● What is required:
Below is a block of data; give all of it again word for word.

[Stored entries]

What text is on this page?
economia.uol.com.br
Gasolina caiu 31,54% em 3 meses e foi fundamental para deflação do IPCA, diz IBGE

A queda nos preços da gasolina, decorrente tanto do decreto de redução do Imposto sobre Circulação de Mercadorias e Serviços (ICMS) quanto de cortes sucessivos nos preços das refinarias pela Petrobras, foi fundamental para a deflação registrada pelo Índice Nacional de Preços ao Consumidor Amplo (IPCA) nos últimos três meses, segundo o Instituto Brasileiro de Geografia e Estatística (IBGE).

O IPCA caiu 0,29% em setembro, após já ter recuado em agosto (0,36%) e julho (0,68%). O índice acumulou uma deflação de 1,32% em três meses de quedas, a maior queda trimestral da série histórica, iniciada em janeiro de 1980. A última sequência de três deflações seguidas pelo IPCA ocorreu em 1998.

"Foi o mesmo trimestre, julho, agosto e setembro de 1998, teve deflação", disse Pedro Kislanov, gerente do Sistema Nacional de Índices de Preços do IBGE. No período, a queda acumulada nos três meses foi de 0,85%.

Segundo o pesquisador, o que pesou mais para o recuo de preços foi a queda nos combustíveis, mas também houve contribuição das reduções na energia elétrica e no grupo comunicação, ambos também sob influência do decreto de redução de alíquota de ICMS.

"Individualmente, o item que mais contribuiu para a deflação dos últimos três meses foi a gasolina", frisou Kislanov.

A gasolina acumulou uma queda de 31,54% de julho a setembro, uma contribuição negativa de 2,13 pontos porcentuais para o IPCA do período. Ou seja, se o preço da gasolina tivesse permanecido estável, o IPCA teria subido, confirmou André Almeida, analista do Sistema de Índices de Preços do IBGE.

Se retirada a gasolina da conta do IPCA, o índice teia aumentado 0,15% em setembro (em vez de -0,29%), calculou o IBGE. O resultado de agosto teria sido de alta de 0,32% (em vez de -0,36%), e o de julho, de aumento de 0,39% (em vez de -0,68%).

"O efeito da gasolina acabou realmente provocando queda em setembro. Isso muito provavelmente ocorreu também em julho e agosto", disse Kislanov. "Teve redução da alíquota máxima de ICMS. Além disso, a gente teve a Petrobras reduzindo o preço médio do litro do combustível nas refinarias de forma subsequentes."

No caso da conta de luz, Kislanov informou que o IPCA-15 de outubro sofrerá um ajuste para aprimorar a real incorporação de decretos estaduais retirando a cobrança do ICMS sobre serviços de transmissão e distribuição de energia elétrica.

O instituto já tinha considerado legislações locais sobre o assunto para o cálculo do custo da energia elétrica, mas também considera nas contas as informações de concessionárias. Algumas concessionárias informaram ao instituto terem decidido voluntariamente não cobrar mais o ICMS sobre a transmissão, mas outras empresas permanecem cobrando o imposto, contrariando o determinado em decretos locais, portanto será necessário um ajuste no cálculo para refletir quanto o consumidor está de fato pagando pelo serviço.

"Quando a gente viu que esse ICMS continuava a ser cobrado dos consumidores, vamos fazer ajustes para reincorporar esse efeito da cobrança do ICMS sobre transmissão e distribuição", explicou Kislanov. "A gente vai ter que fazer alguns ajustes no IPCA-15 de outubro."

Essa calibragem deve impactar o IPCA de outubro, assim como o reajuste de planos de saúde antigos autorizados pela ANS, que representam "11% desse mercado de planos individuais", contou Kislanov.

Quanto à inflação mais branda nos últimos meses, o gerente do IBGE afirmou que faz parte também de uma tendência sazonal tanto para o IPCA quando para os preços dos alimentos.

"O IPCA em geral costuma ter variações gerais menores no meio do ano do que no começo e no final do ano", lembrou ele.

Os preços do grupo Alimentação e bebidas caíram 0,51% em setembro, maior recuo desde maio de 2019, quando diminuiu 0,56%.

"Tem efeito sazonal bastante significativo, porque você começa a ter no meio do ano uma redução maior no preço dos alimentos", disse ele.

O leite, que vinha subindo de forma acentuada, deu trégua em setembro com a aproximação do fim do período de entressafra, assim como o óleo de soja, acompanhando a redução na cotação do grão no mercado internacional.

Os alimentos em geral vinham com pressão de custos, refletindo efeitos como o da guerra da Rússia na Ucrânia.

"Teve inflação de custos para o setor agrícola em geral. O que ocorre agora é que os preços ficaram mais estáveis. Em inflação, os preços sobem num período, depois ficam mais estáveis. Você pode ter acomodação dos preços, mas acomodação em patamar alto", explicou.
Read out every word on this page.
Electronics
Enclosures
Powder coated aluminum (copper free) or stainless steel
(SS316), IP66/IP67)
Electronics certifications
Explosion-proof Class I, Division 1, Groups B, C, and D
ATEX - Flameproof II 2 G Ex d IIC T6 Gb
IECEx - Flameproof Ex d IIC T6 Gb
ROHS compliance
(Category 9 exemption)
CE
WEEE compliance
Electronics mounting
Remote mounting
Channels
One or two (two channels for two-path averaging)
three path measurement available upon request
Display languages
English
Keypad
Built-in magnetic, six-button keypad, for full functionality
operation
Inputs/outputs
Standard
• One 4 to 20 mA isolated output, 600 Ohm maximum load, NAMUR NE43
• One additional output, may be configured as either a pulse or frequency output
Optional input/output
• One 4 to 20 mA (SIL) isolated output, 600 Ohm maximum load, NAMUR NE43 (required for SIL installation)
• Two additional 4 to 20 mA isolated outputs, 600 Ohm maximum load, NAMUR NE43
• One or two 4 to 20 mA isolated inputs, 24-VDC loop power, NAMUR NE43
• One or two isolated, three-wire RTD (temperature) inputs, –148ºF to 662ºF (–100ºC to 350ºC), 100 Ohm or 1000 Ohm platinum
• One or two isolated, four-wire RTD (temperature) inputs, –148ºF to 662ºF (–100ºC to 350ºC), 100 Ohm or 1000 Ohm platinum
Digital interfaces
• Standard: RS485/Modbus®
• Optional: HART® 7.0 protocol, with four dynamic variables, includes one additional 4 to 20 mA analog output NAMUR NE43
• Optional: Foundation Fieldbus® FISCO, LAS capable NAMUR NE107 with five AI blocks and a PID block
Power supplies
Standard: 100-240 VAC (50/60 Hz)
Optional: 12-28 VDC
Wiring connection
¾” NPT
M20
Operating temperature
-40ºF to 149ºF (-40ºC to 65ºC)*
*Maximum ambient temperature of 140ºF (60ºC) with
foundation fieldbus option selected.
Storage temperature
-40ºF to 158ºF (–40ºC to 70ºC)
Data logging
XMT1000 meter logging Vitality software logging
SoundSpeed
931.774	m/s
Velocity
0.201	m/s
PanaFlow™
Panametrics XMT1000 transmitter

● Correct output:
What text is on this page?
economia.uol.com.br
Gasolina caiu 31,54% em 3 meses e foi fundamental para deflação do IPCA, diz IBGE

A queda nos preços da gasolina, decorrente tanto do decreto de redução do Imposto sobre Circulação de Mercadorias e Serviços (ICMS) quanto de cortes sucessivos nos preços das refinarias pela Petrobras, foi fundamental para a deflação registrada pelo Índice Nacional de Preços ao Consumidor Amplo (IPCA) nos últimos três meses, segundo o Instituto Brasileiro de Geografia e Estatística (IBGE).

O IPCA caiu 0,29% em setembro, após já ter recuado em agosto (0,36%) e julho (0,68%). O índice acumulou uma deflação de 1,32% em três meses de quedas, a maior queda trimestral da série histórica, iniciada em janeiro de 1980. A última sequência de três deflações seguidas pelo IPCA ocorreu em 1998.

"Foi o mesmo trimestre, julho, agosto e setembro de 1998, teve deflação", disse Pedro Kislanov, gerente do Sistema Nacional de Índices de Preços do IBGE. No período, a queda acumulada nos três meses foi de 0,85%.

Segundo o pesquisador, o que pesou mais para o recuo de preços foi a queda nos combustíveis, mas também houve contribuição das reduções na energia elétrica e no grupo comunicação, ambos também sob influência do decreto de redução de alíquota de ICMS.

"Individualmente, o item que mais contribuiu para a deflação dos últimos três meses foi a gasolina", frisou Kislanov.

A gasolina acumulou uma queda de 31,54% de julho a setembro, uma contribuição negativa de 2,13 pontos porcentuais para o IPCA do período. Ou seja, se o preço da gasolina tivesse permanecido estável, o IPCA teria subido, confirmou André Almeida, analista do Sistema de Índices de Preços do IBGE.

Se retirada a gasolina da conta do IPCA, o índice teia aumentado 0,15% em setembro (em vez de -0,29%), calculou o IBGE. O resultado de agosto teria sido de alta de 0,32% (em vez de -0,36%), e o de julho, de aumento de 0,39% (em vez de -0,68%).

"O efeito da gasolina acabou realmente provocando queda em setembro. Isso muito provavelmente ocorreu também em julho e agosto", disse Kislanov. "Teve redução da alíquota máxima de ICMS. Além disso, a gente teve a Petrobras reduzindo o preço médio do litro do combustível nas refinarias de forma subsequentes."

No caso da conta de luz, Kislanov informou que o IPCA-15 de outubro sofrerá um ajuste para aprimorar a real incorporação de decretos estaduais retirando a cobrança do ICMS sobre serviços de transmissão e distribuição de energia elétrica.

O instituto já tinha considerado legislações locais sobre o assunto para o cálculo do custo da energia elétrica, mas também considera nas contas as informações de concessionárias. Algumas concessionárias informaram ao instituto terem decidido voluntariamente não cobrar mais o ICMS sobre a transmissão, mas outras empresas permanecem cobrando o imposto, contrariando o determinado em decretos locais, portanto será necessário um ajuste no cálculo para refletir quanto o consumidor está de fato pagando pelo serviço.

"Quando a gente viu que esse ICMS continuava a ser cobrado dos consumidores, vamos fazer ajustes para reincorporar esse efeito da cobrança do ICMS sobre transmissão e distribuição", explicou Kislanov. "A gente vai ter que fazer alguns ajustes no IPCA-15 de outubro."

Essa calibragem deve impactar o IPCA de outubro, assim como o reajuste de planos de saúde antigos autorizados pela ANS, que representam "11% desse mercado de planos individuais", contou Kislanov.

Quanto à inflação mais branda nos últimos meses, o gerente do IBGE afirmou que faz parte também de uma tendência sazonal tanto para o IPCA quando para os preços dos alimentos.

"O IPCA em geral costuma ter variações gerais menores no meio do ano do que no começo e no final do ano", lembrou ele.

Os preços do grupo Alimentação e bebidas caíram 0,51% em setembro, maior recuo desde maio de 2019, quando diminuiu 0,56%.

"Tem efeito sazonal bastante significativo, porque você começa a ter no meio do ano uma redução maior no preço dos alimentos", disse ele.

O leite, que vinha subindo de forma acentuada, deu trégua em setembro com a aproximação do fim do período de entressafra, assim como o óleo de soja, acompanhando a redução na cotação do grão no mercado internacional.

Os alimentos em geral vinham com pressão de custos, refletindo efeitos como o da guerra da Rússia na Ucrânia.

"Teve inflação de custos para o setor agrícola em geral. O que ocorre agora é que os preços ficaram mais estáveis. Em inflação, os preços sobem num período, depois ficam mais estáveis. Você pode ter acomodação dos preços, mas acomodação em patamar alto", explicou.
Read out every word on this page.
Electronics
Enclosures
Powder coated aluminum (copper free) or stainless steel
(SS316), IP66/IP67)
Electronics certifications
Explosion-proof Class I, Division 1, Groups B, C, and D
ATEX - Flameproof II 2 G Ex d IIC T6 Gb
IECEx - Flameproof Ex d IIC T6 Gb
ROHS compliance
(Category 9 exemption)
CE
WEEE compliance
Electronics mounting
Remote mounting
Channels
One or two (two channels for two-path averaging)
three path measurement available upon request
Display languages
English
Keypad
Built-in magnetic, six-button keypad, for full functionality
operation
Inputs/outputs
Standard
• One 4 to 20 mA isolated output, 600 Ohm maximum load, NAMUR NE43
• One additional output, may be configured as either a pulse or frequency output
Optional input/output
• One 4 to 20 mA (SIL) isolated output, 600 Ohm maximum load, NAMUR NE43 (required for SIL installation)
• Two additional 4 to 20 mA isolated outputs, 600 Ohm maximum load, NAMUR NE43
• One or two 4 to 20 mA isolated inputs, 24-VDC loop power, NAMUR NE43
• One or two isolated, three-wire RTD (temperature) inputs, –148ºF to 662ºF (–100ºC to 350ºC), 100 Ohm or 1000 Ohm platinum
• One or two isolated, four-wire RTD (temperature) inputs, –148ºF to 662ºF (–100ºC to 350ºC), 100 Ohm or 1000 Ohm platinum
Digital interfaces
• Standard: RS485/Modbus®
• Optional: HART® 7.0 protocol, with four dynamic variables, includes one additional 4 to 20 mA analog output NAMUR NE43
• Optional: Foundation Fieldbus® FISCO, LAS capable NAMUR NE107 with five AI blocks and a PID block
Power supplies
Standard: 100-240 VAC (50/60 Hz)
Optional: 12-28 VDC
Wiring connection
¾” NPT
M20
Operating temperature
-40ºF to 149ºF (-40ºC to 65ºC)*
*Maximum ambient temperature of 140ºF (60ºC) with
foundation fieldbus option selected.
Storage temperature
-40ºF to 158ºF (–40ºC to 70ºC)
Data logging
XMT1000 meter logging Vitality software logging
SoundSpeed
931.774	m/s
Velocity
0.201	m/s
PanaFlow™
Panametrics XMT1000 transmitter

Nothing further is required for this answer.